[Data items]
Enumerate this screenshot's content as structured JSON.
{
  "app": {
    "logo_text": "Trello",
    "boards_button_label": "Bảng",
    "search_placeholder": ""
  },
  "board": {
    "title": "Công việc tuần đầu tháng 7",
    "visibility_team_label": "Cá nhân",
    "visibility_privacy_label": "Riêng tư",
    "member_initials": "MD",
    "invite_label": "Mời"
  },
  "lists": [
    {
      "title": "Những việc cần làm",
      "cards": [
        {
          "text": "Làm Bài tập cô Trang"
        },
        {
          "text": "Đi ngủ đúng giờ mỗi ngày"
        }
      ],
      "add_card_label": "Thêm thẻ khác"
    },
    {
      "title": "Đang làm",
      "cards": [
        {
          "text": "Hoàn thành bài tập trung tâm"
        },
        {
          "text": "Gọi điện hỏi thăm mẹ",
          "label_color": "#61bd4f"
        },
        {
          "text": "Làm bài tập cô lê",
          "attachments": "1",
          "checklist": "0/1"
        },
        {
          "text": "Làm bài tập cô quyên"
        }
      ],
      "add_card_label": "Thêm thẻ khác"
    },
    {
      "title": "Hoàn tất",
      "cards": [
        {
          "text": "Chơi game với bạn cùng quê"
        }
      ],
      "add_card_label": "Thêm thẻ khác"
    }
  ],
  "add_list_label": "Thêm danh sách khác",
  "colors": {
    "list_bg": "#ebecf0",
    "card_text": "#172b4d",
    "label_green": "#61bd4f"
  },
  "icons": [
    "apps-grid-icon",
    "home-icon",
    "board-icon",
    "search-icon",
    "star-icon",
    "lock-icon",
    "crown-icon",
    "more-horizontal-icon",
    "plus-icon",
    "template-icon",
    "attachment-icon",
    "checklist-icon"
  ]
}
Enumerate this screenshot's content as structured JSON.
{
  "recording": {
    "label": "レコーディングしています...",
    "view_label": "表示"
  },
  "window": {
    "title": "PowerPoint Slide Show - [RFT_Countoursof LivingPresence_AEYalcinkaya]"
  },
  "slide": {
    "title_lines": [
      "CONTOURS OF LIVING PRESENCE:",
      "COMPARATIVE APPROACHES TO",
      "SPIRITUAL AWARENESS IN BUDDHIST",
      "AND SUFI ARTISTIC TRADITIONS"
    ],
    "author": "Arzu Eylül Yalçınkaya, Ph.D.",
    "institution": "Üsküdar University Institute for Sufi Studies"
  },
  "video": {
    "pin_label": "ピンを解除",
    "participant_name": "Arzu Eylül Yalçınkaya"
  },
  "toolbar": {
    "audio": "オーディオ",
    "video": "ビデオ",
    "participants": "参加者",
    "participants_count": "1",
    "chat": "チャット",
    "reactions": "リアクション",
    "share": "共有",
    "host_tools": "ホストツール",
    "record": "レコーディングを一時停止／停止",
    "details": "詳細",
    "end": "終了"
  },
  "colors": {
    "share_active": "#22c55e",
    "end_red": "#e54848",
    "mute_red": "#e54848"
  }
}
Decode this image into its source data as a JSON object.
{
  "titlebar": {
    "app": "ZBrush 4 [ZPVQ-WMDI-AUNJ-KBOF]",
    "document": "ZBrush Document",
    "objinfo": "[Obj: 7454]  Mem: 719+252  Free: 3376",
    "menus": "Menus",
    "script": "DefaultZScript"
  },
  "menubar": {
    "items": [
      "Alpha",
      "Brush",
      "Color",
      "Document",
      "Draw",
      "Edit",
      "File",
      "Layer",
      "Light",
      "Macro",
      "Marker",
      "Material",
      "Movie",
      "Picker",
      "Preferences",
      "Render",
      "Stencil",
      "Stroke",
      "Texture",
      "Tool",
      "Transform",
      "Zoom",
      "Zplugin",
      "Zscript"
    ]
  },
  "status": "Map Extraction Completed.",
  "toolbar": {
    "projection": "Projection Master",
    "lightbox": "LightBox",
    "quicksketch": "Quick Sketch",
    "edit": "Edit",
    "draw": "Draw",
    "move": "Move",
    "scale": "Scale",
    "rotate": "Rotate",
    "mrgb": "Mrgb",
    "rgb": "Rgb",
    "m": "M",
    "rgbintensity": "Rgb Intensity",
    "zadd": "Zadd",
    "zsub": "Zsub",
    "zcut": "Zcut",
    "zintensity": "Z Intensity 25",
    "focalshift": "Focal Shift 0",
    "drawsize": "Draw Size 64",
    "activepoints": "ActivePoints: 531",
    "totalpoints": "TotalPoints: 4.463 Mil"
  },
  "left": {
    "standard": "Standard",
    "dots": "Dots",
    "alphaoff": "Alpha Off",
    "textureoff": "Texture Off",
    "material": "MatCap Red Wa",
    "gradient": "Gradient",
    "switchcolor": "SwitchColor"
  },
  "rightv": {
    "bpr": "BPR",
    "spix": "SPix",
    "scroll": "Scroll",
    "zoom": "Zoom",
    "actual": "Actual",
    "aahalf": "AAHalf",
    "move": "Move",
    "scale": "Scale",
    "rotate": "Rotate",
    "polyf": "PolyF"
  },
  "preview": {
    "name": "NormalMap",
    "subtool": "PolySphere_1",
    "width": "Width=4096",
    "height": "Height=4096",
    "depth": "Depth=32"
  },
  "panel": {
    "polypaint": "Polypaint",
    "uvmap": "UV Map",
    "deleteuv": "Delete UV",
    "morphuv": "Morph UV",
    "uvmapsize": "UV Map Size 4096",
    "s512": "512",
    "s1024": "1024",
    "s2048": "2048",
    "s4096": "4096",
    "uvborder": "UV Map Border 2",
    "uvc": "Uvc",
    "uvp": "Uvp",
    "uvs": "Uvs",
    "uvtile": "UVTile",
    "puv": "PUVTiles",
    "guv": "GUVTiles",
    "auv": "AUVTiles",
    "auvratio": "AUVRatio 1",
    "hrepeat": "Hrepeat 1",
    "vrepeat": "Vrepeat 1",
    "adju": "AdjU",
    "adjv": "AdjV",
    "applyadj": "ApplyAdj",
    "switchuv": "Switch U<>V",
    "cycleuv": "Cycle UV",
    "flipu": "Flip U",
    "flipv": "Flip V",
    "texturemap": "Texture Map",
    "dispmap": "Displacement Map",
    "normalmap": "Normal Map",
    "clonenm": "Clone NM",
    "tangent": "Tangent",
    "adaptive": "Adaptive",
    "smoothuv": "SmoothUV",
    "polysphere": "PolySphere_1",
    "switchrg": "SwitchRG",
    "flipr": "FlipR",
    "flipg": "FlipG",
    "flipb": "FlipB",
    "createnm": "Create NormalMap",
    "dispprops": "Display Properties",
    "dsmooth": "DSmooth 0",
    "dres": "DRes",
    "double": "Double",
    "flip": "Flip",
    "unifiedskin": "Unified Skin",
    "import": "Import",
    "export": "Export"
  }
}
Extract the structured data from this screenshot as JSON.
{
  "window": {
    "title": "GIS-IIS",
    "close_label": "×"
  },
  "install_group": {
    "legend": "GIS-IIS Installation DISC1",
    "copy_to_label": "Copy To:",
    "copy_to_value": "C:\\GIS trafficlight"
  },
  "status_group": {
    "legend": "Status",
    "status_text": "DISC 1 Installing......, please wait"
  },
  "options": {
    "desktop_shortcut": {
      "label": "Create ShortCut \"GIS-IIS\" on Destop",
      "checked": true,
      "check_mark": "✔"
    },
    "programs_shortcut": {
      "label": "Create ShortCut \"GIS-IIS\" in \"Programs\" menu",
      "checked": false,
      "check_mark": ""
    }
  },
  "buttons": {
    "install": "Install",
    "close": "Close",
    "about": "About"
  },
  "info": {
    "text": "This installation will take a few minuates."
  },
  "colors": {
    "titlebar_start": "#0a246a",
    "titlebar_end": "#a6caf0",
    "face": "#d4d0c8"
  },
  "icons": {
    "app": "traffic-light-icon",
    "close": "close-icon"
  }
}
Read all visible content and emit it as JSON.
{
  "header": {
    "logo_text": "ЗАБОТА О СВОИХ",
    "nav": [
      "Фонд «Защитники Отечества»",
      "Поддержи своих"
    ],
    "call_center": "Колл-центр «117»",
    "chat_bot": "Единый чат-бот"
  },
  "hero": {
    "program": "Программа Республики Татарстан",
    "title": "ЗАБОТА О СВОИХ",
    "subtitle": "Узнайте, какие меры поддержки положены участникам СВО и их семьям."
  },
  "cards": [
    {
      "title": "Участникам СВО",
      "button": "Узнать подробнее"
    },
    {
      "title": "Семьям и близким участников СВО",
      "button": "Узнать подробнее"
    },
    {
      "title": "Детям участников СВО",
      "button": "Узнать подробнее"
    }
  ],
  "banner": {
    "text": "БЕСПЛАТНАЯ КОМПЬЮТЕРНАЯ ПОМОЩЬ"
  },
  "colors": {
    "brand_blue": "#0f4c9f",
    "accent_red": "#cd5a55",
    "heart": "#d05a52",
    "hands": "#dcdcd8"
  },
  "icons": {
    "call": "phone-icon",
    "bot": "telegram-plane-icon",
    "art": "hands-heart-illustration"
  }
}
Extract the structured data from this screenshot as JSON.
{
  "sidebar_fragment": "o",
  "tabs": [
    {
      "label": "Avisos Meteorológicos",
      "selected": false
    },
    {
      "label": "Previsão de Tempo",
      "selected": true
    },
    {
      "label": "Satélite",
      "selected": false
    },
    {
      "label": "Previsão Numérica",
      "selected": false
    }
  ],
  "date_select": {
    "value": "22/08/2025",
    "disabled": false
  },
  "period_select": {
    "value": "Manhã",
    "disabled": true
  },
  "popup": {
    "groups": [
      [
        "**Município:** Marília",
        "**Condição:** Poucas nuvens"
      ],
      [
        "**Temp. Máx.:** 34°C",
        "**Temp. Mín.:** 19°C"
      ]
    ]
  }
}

INSTRUCTIONS TO FOLLOW> Write out every line of the preceding listing that contains "Previsão".

FULL ANSWER>
      "label": "Previsão de Tempo",
      "label": "Previsão Numérica",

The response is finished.